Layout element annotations
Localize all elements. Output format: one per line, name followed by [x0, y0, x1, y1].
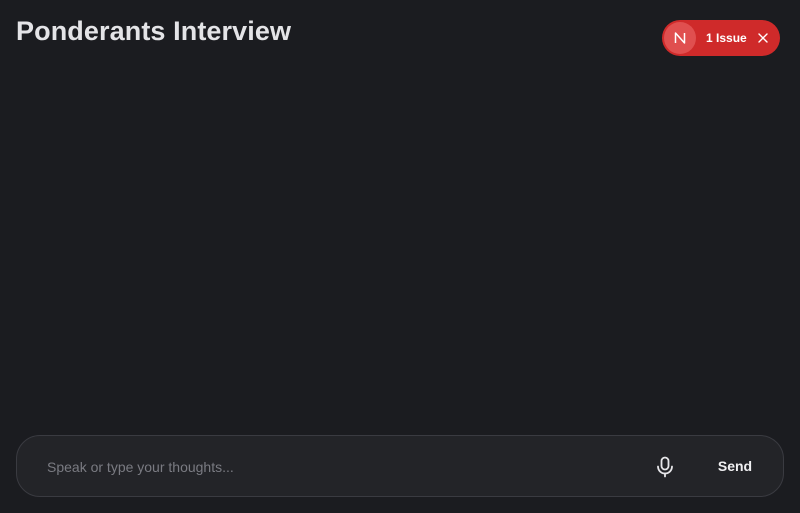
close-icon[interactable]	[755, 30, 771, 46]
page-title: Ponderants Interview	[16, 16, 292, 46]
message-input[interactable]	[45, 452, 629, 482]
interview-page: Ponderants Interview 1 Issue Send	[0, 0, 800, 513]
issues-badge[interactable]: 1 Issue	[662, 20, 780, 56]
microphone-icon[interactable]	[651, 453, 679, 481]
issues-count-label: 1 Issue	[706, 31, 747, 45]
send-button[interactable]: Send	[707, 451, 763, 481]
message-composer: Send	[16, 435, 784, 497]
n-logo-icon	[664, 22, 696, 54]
--
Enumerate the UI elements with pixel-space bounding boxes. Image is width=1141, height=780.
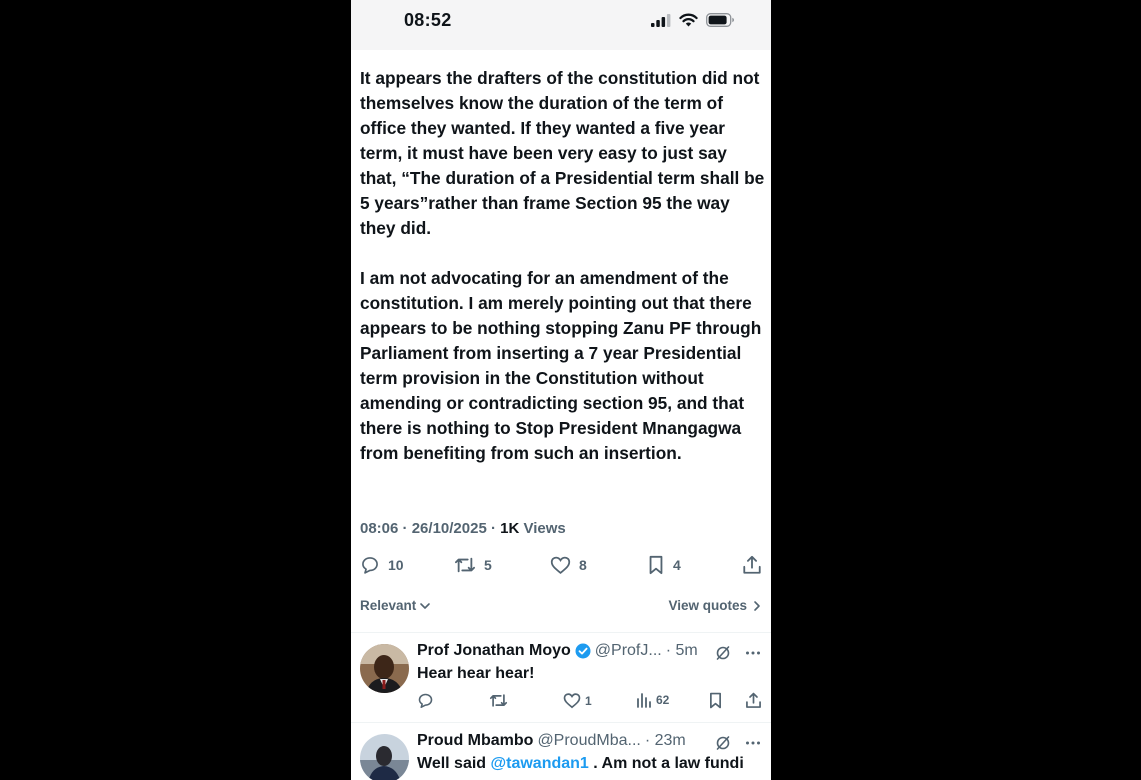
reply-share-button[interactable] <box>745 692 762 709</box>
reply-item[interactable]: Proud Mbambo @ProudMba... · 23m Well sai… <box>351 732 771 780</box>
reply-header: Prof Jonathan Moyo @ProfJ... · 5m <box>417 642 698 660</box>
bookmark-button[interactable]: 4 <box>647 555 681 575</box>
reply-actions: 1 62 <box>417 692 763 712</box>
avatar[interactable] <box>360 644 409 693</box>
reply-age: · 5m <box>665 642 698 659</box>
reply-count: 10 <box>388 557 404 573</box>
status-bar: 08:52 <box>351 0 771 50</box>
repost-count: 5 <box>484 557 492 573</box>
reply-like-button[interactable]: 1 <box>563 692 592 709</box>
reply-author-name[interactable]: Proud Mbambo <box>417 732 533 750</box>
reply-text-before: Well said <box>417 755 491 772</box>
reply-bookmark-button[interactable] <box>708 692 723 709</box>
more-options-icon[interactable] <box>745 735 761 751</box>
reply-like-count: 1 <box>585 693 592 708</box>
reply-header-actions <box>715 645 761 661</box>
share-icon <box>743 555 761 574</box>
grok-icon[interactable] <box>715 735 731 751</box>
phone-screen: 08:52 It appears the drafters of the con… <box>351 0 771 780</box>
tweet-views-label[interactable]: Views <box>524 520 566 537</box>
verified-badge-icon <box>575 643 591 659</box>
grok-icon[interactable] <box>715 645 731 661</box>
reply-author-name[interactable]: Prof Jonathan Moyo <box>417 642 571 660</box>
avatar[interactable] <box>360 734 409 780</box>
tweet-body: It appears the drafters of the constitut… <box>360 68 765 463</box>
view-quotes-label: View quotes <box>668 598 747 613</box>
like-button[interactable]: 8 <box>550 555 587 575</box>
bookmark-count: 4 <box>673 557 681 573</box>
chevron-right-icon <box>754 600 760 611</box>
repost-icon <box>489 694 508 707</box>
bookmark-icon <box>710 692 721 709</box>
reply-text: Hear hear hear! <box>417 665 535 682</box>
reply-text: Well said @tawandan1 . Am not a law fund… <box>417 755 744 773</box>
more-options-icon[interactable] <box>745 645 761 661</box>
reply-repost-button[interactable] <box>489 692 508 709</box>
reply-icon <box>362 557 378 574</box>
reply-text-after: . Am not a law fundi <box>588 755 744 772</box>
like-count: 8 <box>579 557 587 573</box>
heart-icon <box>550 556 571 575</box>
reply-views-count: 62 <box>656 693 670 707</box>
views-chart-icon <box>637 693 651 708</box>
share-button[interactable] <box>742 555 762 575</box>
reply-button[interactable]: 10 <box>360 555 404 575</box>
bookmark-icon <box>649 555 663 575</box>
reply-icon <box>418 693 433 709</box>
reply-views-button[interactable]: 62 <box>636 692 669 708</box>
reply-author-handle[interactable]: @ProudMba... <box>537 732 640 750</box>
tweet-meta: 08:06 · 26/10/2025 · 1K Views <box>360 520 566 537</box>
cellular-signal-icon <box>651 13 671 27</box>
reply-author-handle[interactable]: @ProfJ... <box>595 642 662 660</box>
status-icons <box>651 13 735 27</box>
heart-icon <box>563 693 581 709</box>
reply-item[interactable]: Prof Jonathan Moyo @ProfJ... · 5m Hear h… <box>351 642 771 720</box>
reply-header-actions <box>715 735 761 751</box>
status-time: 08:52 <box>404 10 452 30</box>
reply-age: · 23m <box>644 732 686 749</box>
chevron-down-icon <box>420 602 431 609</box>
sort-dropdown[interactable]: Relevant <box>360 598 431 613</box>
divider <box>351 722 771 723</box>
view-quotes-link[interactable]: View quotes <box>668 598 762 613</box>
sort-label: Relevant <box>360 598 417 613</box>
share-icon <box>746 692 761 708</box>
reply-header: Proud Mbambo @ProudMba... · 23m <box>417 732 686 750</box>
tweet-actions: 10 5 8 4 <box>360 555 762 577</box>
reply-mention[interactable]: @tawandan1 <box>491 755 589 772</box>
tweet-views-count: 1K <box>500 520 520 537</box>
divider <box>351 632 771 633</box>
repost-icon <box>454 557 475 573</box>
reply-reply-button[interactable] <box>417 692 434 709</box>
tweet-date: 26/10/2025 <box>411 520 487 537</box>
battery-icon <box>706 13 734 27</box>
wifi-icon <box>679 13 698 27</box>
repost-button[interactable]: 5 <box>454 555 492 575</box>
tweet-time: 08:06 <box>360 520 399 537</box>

Aim of the task –
Reproduce the lines of the records verbatim, starting at the line containing "Enumerate the UI" and ending at the line containing "grok-icon[interactable] <box>715 735", both included. Omit the pictures from your answer.

Exercise response –
Enumerate the UI elements with pixel-space bounding boxes. Image is width=1141, height=780.
reply-share-button[interactable] <box>745 692 762 709</box>
reply-item[interactable]: Proud Mbambo @ProudMba... · 23m Well sai… <box>351 732 771 780</box>
reply-header: Prof Jonathan Moyo @ProfJ... · 5m <box>417 642 698 660</box>
bookmark-button[interactable]: 4 <box>647 555 681 575</box>
reply-actions: 1 62 <box>417 692 763 712</box>
avatar[interactable] <box>360 644 409 693</box>
reply-age: · 5m <box>665 642 698 659</box>
reply-count: 10 <box>388 557 404 573</box>
status-bar: 08:52 <box>351 0 771 50</box>
repost-count: 5 <box>484 557 492 573</box>
reply-like-button[interactable]: 1 <box>563 692 592 709</box>
reply-author-name[interactable]: Proud Mbambo <box>417 732 533 750</box>
reply-text-before: Well said <box>417 755 491 772</box>
reply-bookmark-button[interactable] <box>708 692 723 709</box>
more-options-icon[interactable] <box>745 735 761 751</box>
reply-like-count: 1 <box>585 693 592 708</box>
reply-header-actions <box>715 645 761 661</box>
share-icon <box>743 555 761 574</box>
grok-icon[interactable] <box>715 735 731 751</box>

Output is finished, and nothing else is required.